▸ **Set exercise**
Output, please, every line from the line that holds "Serialize everything readable" to the end, exactly as written.

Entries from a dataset
----

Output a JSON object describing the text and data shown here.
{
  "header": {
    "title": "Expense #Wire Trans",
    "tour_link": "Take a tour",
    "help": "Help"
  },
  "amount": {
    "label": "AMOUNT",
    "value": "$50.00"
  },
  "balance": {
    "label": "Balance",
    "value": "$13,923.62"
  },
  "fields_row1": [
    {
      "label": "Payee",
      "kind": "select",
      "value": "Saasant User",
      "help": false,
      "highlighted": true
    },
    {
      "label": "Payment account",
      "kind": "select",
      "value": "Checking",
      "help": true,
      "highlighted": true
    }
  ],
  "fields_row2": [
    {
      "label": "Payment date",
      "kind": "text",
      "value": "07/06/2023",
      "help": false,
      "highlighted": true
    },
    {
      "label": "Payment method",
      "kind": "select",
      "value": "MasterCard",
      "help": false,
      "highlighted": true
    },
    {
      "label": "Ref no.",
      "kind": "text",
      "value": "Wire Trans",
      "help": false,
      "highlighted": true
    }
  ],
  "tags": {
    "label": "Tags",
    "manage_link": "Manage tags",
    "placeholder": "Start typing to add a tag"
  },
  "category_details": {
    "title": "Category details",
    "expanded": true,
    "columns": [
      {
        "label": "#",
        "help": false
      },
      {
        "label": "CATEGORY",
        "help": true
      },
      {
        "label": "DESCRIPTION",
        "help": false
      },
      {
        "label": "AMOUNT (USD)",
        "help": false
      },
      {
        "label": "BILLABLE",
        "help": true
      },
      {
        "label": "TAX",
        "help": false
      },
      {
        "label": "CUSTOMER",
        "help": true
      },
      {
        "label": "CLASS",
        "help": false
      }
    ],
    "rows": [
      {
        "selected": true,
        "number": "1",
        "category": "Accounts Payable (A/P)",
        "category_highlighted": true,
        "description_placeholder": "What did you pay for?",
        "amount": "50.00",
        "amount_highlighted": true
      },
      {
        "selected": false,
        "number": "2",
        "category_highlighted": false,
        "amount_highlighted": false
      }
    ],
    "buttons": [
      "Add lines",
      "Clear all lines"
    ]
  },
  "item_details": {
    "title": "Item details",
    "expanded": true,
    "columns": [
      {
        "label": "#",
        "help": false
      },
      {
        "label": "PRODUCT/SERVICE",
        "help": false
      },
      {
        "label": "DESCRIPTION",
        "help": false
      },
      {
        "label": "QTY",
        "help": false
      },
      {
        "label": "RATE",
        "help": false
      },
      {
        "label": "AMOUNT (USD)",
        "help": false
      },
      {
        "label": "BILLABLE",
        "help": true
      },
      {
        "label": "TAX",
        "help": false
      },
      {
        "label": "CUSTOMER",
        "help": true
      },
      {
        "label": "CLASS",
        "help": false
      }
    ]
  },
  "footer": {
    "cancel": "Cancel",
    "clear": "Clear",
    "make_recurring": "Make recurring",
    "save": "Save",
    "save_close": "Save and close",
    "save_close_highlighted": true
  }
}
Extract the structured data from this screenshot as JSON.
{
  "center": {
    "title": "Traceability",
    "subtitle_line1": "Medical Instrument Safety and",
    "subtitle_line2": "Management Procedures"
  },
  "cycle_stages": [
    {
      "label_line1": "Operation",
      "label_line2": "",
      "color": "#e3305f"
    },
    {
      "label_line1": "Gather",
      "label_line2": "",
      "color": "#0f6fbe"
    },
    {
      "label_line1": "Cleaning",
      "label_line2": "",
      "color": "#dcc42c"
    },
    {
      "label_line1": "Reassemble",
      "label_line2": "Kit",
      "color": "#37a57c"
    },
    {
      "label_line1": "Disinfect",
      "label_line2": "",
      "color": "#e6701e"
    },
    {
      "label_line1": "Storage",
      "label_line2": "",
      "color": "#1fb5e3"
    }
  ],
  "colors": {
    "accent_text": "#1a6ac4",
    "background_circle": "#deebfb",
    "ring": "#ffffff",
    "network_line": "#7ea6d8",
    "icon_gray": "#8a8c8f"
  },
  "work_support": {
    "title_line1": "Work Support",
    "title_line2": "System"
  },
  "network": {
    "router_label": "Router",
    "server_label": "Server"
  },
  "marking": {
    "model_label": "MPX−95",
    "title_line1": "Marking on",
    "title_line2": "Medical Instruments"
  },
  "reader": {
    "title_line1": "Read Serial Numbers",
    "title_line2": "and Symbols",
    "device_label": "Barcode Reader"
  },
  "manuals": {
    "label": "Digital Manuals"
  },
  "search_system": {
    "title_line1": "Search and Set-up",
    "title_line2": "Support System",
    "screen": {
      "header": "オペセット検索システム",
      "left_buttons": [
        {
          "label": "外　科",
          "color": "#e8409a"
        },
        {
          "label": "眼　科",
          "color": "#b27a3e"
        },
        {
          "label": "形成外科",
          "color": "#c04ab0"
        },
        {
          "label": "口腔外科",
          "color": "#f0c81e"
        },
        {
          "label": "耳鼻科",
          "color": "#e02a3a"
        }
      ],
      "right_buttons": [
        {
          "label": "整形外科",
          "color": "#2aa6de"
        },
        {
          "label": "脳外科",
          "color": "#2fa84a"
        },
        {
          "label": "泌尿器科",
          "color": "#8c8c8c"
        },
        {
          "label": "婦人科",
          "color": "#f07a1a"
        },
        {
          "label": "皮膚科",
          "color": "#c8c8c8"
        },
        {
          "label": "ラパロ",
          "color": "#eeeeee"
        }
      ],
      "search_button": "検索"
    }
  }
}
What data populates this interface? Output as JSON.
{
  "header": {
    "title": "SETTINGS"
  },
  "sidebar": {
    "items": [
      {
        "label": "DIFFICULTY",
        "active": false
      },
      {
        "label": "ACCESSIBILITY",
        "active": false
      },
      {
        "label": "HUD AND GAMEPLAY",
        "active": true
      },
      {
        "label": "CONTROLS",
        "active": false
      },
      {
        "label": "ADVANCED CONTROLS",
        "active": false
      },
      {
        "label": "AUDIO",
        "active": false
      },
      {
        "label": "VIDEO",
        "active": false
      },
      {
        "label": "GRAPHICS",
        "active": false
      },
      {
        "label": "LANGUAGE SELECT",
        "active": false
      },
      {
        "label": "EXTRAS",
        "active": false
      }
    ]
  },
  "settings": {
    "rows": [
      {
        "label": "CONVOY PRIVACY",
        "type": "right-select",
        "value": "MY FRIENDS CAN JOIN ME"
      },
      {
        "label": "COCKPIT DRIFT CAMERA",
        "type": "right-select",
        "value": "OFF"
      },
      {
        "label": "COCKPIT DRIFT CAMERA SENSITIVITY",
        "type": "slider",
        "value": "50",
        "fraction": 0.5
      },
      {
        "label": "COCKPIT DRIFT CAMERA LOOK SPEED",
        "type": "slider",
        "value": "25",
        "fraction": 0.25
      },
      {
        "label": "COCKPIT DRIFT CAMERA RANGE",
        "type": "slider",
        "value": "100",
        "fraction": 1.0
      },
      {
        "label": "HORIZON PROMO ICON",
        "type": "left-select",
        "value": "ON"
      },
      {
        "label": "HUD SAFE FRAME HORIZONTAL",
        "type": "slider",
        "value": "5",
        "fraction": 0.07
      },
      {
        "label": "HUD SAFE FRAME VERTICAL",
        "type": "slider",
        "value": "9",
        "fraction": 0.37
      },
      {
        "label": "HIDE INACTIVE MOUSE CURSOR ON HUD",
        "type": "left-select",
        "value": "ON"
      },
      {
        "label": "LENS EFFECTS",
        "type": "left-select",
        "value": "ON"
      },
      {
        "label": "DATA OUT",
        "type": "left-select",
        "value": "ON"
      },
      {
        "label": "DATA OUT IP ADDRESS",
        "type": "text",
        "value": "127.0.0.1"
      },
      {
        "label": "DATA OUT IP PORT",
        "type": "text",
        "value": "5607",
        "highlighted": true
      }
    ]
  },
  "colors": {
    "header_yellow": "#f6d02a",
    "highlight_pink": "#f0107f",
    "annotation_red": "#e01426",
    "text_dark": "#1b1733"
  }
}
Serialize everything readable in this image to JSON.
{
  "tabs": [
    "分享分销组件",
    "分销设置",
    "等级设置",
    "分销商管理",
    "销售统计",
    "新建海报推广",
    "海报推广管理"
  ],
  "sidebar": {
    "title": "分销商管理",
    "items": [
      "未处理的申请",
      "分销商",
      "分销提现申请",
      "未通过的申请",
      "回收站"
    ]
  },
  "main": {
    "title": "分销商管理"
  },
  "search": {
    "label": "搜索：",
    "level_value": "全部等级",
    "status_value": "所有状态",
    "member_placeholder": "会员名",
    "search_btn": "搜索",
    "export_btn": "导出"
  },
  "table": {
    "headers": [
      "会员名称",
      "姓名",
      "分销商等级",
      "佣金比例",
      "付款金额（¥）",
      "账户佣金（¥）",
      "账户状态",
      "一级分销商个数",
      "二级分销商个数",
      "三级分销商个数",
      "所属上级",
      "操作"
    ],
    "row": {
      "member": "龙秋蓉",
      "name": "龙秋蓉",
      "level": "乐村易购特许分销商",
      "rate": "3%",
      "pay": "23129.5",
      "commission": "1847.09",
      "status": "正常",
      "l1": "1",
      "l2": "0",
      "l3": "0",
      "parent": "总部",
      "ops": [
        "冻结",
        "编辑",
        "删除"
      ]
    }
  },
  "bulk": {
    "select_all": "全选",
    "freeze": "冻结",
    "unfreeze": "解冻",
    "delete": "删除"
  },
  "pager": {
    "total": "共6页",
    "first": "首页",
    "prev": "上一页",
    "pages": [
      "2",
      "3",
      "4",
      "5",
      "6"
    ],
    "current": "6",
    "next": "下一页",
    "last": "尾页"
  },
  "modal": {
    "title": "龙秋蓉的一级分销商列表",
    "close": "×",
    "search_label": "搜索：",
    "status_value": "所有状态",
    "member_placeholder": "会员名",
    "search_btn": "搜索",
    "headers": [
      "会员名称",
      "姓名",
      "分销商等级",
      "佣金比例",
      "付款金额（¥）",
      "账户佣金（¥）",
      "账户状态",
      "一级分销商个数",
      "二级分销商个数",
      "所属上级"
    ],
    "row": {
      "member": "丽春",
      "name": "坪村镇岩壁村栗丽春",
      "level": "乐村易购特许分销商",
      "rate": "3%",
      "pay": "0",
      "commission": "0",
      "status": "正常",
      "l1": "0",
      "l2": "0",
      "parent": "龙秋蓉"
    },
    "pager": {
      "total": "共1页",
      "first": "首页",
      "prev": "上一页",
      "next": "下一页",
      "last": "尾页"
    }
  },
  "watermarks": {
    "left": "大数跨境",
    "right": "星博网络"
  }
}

----

▸ **The completed task**
Serialize everything readable in this image to JSON.
{
  "tabs": [
    "分享分销组件",
    "分销设置",
    "等级设置",
    "分销商管理",
    "销售统计",
    "新建海报推广",
    "海报推广管理"
  ],
  "sidebar": {
    "title": "分销商管理",
    "items": [
      "未处理的申请",
      "分销商",
      "分销提现申请",
      "未通过的申请",
      "回收站"
    ]
  },
  "main": {
    "title": "分销商管理"
  },
  "search": {
    "label": "搜索：",
    "level_value": "全部等级",
    "status_value": "所有状态",
    "member_placeholder": "会员名",
    "search_btn": "搜索",
    "export_btn": "导出"
  },
  "table": {
    "headers": [
      "会员名称",
      "姓名",
      "分销商等级",
      "佣金比例",
      "付款金额（¥）",
      "账户佣金（¥）",
      "账户状态",
      "一级分销商个数",
      "二级分销商个数",
      "三级分销商个数",
      "所属上级",
      "操作"
    ],
    "row": {
      "member": "龙秋蓉",
      "name": "龙秋蓉",
      "level": "乐村易购特许分销商",
      "rate": "3%",
      "pay": "23129.5",
      "commission": "1847.09",
      "status": "正常",
      "l1": "1",
      "l2": "0",
      "l3": "0",
      "parent": "总部",
      "ops": [
        "冻结",
        "编辑",
        "删除"
      ]
    }
  },
  "bulk": {
    "select_all": "全选",
    "freeze": "冻结",
    "unfreeze": "解冻",
    "delete": "删除"
  },
  "pager": {
    "total": "共6页",
    "first": "首页",
    "prev": "上一页",
    "pages": [
      "2",
      "3",
      "4",
      "5",
      "6"
    ],
    "current": "6",
    "next": "下一页",
    "last": "尾页"
  },
  "modal": {
    "title": "龙秋蓉的一级分销商列表",
    "close": "×",
    "search_label": "搜索：",
    "status_value": "所有状态",
    "member_placeholder": "会员名",
    "search_btn": "搜索",
    "headers": [
      "会员名称",
      "姓名",
      "分销商等级",
      "佣金比例",
      "付款金额（¥）",
      "账户佣金（¥）",
      "账户状态",
      "一级分销商个数",
      "二级分销商个数",
      "所属上级"
    ],
    "row": {
      "member": "丽春",
      "name": "坪村镇岩壁村栗丽春",
      "level": "乐村易购特许分销商",
      "rate": "3%",
      "pay": "0",
      "commission": "0",
      "status": "正常",
      "l1": "0",
      "l2": "0",
      "parent": "龙秋蓉"
    },
    "pager": {
      "total": "共1页",
      "first": "首页",
      "prev": "上一页",
      "next": "下一页",
      "last": "尾页"
    }
  },
  "watermarks": {
    "left": "大数跨境",
    "right": "星博网络"
  }
}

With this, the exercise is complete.